- GIVEN PROBLEM
Quote the data below in full, please, without altering anything.

- THE INPUT
□ □ □ □ □ □ □
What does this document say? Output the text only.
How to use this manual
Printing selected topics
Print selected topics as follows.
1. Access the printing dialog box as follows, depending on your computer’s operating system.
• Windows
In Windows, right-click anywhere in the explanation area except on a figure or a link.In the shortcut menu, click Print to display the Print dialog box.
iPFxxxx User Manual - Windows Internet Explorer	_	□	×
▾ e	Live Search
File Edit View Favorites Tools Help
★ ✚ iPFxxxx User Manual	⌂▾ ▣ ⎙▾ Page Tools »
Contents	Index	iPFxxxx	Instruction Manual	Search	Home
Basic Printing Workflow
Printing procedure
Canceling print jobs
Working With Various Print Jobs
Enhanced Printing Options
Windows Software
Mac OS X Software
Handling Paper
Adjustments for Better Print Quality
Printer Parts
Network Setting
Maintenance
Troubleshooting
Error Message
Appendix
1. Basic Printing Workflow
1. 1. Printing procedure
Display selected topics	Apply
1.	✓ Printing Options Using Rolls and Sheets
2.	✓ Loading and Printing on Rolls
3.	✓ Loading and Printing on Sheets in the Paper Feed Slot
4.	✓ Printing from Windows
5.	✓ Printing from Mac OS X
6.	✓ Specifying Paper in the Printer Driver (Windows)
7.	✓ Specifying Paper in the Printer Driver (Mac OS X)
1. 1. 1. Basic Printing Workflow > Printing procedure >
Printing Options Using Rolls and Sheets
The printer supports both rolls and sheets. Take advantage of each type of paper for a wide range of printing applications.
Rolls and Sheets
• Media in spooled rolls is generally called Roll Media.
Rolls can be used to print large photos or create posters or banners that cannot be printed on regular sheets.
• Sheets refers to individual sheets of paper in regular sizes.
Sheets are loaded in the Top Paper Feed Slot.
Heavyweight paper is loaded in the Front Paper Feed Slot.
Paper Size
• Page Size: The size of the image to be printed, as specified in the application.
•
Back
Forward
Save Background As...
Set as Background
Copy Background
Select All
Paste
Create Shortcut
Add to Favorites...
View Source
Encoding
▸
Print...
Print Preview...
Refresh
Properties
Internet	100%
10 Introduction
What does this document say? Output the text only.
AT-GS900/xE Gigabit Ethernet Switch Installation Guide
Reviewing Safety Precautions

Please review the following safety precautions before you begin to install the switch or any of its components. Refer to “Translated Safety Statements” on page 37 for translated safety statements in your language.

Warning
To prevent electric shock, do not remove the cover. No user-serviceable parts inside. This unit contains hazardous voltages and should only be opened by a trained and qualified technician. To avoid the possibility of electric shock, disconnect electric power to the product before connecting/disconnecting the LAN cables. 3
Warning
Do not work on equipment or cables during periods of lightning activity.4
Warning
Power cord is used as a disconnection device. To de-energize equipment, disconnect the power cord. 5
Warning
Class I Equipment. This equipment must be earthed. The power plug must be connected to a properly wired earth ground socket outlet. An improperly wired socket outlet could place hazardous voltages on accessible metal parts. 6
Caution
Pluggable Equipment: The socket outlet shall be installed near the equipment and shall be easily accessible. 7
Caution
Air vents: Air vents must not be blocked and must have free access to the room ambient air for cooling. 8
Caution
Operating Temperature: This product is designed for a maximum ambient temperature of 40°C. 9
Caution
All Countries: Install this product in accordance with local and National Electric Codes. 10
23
□ □ □ □ □ □ □
- RESPONSE TO THE EXERCISE
What does this document say? Output the text only.
How to use this manual
Printing selected topics
Print selected topics as follows.
1. Access the printing dialog box as follows, depending on your computer’s operating system.
• Windows
In Windows, right-click anywhere in the explanation area except on a figure or a link.In the shortcut menu, click Print to display the Print dialog box.
iPFxxxx User Manual - Windows Internet Explorer	_	□	×
▾ e	Live Search
File Edit View Favorites Tools Help
★ ✚ iPFxxxx User Manual	⌂▾ ▣ ⎙▾ Page Tools »
Contents	Index	iPFxxxx	Instruction Manual	Search	Home
Basic Printing Workflow
Printing procedure
Canceling print jobs
Working With Various Print Jobs
Enhanced Printing Options
Windows Software
Mac OS X Software
Handling Paper
Adjustments for Better Print Quality
Printer Parts
Network Setting
Maintenance
Troubleshooting
Error Message
Appendix
1. Basic Printing Workflow
1. 1. Printing procedure
Display selected topics	Apply
1.	✓ Printing Options Using Rolls and Sheets
2.	✓ Loading and Printing on Rolls
3.	✓ Loading and Printing on Sheets in the Paper Feed Slot
4.	✓ Printing from Windows
5.	✓ Printing from Mac OS X
6.	✓ Specifying Paper in the Printer Driver (Windows)
7.	✓ Specifying Paper in the Printer Driver (Mac OS X)
1. 1. 1. Basic Printing Workflow > Printing procedure >
Printing Options Using Rolls and Sheets
The printer supports both rolls and sheets. Take advantage of each type of paper for a wide range of printing applications.
Rolls and Sheets
• Media in spooled rolls is generally called Roll Media.
Rolls can be used to print large photos or create posters or banners that cannot be printed on regular sheets.
• Sheets refers to individual sheets of paper in regular sizes.
Sheets are loaded in the Top Paper Feed Slot.
Heavyweight paper is loaded in the Front Paper Feed Slot.
Paper Size
• Page Size: The size of the image to be printed, as specified in the application.
•
Back
Forward
Save Background As...
Set as Background
Copy Background
Select All
Paste
Create Shortcut
Add to Favorites...
View Source
Encoding
▸
Print...
Print Preview...
Refresh
Properties
Internet	100%
10 Introduction
What does this document say? Output the text only.
AT-GS900/xE Gigabit Ethernet Switch Installation Guide
Reviewing Safety Precautions

Please review the following safety precautions before you begin to install the switch or any of its components. Refer to “Translated Safety Statements” on page 37 for translated safety statements in your language.

Warning
To prevent electric shock, do not remove the cover. No user-serviceable parts inside. This unit contains hazardous voltages and should only be opened by a trained and qualified technician. To avoid the possibility of electric shock, disconnect electric power to the product before connecting/disconnecting the LAN cables. 3
Warning
Do not work on equipment or cables during periods of lightning activity.4
Warning
Power cord is used as a disconnection device. To de-energize equipment, disconnect the power cord. 5
Warning
Class I Equipment. This equipment must be earthed. The power plug must be connected to a properly wired earth ground socket outlet. An improperly wired socket outlet could place hazardous voltages on accessible metal parts. 6
Caution
Pluggable Equipment: The socket outlet shall be installed near the equipment and shall be easily accessible. 7
Caution
Air vents: Air vents must not be blocked and must have free access to the room ambient air for cooling. 8
Caution
Operating Temperature: This product is designed for a maximum ambient temperature of 40°C. 9
Caution
All Countries: Install this product in accordance with local and National Electric Codes. 10
23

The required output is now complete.